● Problem statement
Update the rows that begin at the one containing "Patent image size: (1058, 1395)." and stop after the one containing "The first rail 242 is at (303, 1052).". Reproduce only those rows, replacing "exploded perspective view" with "exploded isometric view" and leaving everything else unchanged.

● Data shown
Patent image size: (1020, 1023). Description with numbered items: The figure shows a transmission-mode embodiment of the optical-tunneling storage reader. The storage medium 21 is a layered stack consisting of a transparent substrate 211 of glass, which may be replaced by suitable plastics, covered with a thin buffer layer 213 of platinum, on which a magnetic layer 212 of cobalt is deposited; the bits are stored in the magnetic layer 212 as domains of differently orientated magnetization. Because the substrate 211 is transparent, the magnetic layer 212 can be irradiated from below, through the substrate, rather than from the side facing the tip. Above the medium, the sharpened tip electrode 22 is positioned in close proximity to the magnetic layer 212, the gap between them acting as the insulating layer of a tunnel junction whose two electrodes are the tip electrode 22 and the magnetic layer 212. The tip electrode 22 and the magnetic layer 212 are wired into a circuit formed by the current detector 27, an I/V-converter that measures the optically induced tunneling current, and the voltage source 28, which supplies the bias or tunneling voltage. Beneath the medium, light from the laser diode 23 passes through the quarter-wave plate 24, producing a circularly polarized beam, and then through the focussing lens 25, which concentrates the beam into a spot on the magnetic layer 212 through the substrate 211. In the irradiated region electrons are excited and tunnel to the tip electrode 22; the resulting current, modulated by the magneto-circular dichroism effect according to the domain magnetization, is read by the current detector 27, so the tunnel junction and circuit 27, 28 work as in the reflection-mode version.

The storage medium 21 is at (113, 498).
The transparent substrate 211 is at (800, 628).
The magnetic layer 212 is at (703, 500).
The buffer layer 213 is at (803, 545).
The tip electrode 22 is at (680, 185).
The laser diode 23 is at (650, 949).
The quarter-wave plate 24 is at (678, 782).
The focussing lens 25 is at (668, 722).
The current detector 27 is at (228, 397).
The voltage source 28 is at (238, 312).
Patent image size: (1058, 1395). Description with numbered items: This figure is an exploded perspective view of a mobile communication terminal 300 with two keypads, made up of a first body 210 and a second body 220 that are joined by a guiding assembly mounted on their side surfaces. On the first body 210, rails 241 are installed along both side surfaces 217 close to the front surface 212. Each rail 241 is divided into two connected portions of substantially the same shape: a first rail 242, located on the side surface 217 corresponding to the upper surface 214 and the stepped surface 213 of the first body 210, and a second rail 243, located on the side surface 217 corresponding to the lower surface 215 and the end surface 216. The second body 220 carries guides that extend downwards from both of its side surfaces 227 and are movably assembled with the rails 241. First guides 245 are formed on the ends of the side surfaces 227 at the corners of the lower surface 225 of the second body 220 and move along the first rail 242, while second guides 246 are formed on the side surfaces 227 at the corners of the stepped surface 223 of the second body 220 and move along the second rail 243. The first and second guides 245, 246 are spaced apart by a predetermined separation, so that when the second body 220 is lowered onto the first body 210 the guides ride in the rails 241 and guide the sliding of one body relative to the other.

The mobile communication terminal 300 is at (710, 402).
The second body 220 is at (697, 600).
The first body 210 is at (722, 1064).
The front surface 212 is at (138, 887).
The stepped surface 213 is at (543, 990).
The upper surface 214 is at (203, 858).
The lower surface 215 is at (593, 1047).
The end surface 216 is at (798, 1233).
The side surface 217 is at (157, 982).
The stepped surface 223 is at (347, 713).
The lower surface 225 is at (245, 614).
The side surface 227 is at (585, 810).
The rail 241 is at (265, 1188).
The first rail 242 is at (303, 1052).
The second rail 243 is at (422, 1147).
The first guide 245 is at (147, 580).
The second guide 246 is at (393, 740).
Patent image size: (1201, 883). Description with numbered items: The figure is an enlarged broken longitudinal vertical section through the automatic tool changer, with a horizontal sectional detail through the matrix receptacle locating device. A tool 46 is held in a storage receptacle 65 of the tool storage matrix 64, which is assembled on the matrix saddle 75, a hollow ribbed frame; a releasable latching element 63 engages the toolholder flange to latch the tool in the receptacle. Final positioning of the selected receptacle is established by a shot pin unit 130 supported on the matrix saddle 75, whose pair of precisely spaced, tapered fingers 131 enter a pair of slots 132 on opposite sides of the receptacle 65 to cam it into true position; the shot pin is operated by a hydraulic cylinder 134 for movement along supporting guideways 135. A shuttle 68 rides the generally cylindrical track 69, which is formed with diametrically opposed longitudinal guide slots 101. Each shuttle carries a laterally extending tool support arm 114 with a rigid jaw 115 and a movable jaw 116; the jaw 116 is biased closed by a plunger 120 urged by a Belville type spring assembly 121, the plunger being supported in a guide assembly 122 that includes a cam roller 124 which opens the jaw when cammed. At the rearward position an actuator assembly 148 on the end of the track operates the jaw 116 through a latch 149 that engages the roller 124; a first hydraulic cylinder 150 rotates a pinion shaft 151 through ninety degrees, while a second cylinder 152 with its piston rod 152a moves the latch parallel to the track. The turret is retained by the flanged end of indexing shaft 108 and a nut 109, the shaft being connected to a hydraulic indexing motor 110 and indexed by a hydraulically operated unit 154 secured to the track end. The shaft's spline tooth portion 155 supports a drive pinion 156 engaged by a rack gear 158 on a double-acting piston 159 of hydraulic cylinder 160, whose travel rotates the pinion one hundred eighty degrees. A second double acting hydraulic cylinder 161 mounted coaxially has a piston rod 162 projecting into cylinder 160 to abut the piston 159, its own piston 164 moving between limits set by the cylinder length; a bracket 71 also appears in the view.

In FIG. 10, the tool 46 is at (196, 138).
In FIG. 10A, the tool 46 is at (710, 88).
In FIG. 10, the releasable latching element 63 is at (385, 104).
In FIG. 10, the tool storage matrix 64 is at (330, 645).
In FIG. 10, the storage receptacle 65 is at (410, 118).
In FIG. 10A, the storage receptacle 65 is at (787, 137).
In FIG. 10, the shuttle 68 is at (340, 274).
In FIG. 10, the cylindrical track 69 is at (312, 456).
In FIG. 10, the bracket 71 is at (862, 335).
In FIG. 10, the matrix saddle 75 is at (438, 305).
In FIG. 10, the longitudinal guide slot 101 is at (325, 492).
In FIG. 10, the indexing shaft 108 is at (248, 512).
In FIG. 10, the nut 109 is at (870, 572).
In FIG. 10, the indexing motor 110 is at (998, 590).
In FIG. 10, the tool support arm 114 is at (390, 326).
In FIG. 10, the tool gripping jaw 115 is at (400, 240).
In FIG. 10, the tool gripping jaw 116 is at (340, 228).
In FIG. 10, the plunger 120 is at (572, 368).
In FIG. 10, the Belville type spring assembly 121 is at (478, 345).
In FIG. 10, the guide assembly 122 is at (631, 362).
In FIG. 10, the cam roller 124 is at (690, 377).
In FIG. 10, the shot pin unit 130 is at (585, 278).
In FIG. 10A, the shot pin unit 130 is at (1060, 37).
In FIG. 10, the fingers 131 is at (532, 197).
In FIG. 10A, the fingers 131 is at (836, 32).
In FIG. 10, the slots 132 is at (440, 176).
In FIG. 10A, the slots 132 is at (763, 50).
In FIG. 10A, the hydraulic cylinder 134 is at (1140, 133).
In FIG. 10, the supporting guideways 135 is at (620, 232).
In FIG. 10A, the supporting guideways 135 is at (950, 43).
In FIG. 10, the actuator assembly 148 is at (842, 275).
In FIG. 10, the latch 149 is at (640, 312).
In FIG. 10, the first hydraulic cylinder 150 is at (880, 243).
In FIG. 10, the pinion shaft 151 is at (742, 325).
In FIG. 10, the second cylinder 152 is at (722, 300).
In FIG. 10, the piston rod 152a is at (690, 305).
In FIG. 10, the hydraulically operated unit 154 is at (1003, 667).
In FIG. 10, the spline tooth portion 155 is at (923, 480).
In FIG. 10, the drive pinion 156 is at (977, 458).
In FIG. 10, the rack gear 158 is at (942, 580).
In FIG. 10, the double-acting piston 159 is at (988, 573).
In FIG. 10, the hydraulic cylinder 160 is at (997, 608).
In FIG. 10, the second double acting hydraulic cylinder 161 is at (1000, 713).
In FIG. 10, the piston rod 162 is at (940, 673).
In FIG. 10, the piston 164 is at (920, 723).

● Expected answer
Patent image size: (1058, 1395). Description with numbered items: This figure is an exploded isometric view of a mobile communication terminal 300 with two keypads, made up of a first body 210 and a second body 220 that are joined by a guiding assembly mounted on their side surfaces. On the first body 210, rails 241 are installed along both side surfaces 217 close to the front surface 212. Each rail 241 is divided into two connected portions of substantially the same shape: a first rail 242, located on the side surface 217 corresponding to the upper surface 214 and the stepped surface 213 of the first body 210, and a second rail 243, located on the side surface 217 corresponding to the lower surface 215 and the end surface 216. The second body 220 carries guides that extend downwards from both of its side surfaces 227 and are movably assembled with the rails 241. First guides 245 are formed on the ends of the side surfaces 227 at the corners of the lower surface 225 of the second body 220 and move along the first rail 242, while second guides 246 are formed on the side surfaces 227 at the corners of the stepped surface 223 of the second body 220 and move along the second rail 243. The first and second guides 245, 246 are spaced apart by a predetermined separation, so that when the second body 220 is lowered onto the first body 210 the guides ride in the rails 241 and guide the sliding of one body relative to the other.

The mobile communication terminal 300 is at (710, 402).
The second body 220 is at (697, 600).
The first body 210 is at (722, 1064).
The front surface 212 is at (138, 887).
The stepped surface 213 is at (543, 990).
The upper surface 214 is at (203, 858).
The lower surface 215 is at (593, 1047).
The end surface 216 is at (798, 1233).
The side surface 217 is at (157, 982).
The stepped surface 223 is at (347, 713).
The lower surface 225 is at (245, 614).
The side surface 227 is at (585, 810).
The rail 241 is at (265, 1188).
The first rail 242 is at (303, 1052).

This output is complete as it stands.